- _Records from a collection_
· · ·

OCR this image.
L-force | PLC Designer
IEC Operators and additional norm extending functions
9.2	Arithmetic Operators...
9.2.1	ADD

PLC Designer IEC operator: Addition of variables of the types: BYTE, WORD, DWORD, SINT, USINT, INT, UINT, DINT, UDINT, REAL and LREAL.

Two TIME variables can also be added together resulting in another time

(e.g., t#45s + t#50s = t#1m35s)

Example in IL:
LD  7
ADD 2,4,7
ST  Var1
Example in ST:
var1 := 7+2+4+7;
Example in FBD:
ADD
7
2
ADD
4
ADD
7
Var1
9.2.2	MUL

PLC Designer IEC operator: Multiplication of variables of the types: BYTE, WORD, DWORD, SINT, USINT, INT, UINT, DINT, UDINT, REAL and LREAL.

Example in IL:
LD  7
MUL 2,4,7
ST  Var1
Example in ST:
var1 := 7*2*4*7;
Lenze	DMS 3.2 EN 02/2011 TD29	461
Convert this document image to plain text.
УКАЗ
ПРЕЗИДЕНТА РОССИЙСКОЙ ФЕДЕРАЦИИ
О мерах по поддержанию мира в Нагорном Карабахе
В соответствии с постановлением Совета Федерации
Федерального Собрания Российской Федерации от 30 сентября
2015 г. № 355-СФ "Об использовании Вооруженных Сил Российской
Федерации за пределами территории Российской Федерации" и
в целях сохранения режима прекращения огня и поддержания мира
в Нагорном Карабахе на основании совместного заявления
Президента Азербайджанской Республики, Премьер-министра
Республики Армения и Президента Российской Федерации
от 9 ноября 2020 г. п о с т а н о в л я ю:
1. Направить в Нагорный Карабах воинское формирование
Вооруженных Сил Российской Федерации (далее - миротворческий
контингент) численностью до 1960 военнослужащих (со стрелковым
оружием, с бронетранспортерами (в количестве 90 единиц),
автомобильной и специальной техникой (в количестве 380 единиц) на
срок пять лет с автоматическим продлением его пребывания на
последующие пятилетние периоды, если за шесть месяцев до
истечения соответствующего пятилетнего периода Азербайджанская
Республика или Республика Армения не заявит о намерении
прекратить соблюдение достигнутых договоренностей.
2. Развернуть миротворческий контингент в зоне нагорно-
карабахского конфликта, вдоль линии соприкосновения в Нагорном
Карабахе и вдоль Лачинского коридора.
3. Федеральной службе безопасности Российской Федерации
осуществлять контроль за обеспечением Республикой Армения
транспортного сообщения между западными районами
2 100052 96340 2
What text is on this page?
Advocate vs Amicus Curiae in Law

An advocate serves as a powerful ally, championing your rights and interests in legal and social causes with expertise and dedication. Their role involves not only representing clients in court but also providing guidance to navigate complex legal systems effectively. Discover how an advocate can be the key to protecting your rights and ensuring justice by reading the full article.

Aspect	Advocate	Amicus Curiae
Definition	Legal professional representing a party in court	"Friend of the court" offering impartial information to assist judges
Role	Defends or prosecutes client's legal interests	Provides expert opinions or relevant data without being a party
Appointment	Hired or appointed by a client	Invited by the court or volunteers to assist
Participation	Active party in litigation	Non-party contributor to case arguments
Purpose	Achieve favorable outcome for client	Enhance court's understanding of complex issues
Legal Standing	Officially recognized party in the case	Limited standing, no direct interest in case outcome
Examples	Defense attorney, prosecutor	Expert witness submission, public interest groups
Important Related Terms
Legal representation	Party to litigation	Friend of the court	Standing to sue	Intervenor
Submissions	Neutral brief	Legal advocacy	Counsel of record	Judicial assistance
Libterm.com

· · ·

- _WHAT IS REQUIRED_
Exactly as written, give again every line from the one containing "What text is on this page?" through the last line of the material above, and no other lines.

- _SOLUTION FOR THIS TASK_
What text is on this page?
Advocate vs Amicus Curiae in Law

An advocate serves as a powerful ally, championing your rights and interests in legal and social causes with expertise and dedication. Their role involves not only representing clients in court but also providing guidance to navigate complex legal systems effectively. Discover how an advocate can be the key to protecting your rights and ensuring justice by reading the full article.

Aspect	Advocate	Amicus Curiae
Definition	Legal professional representing a party in court	"Friend of the court" offering impartial information to assist judges
Role	Defends or prosecutes client's legal interests	Provides expert opinions or relevant data without being a party
Appointment	Hired or appointed by a client	Invited by the court or volunteers to assist
Participation	Active party in litigation	Non-party contributor to case arguments
Purpose	Achieve favorable outcome for client	Enhance court's understanding of complex issues
Legal Standing	Officially recognized party in the case	Limited standing, no direct interest in case outcome
Examples	Defense attorney, prosecutor	Expert witness submission, public interest groups
Important Related Terms
Legal representation	Party to litigation	Friend of the court	Standing to sue	Intervenor
Submissions	Neutral brief	Legal advocacy	Counsel of record	Judicial assistance
Libterm.com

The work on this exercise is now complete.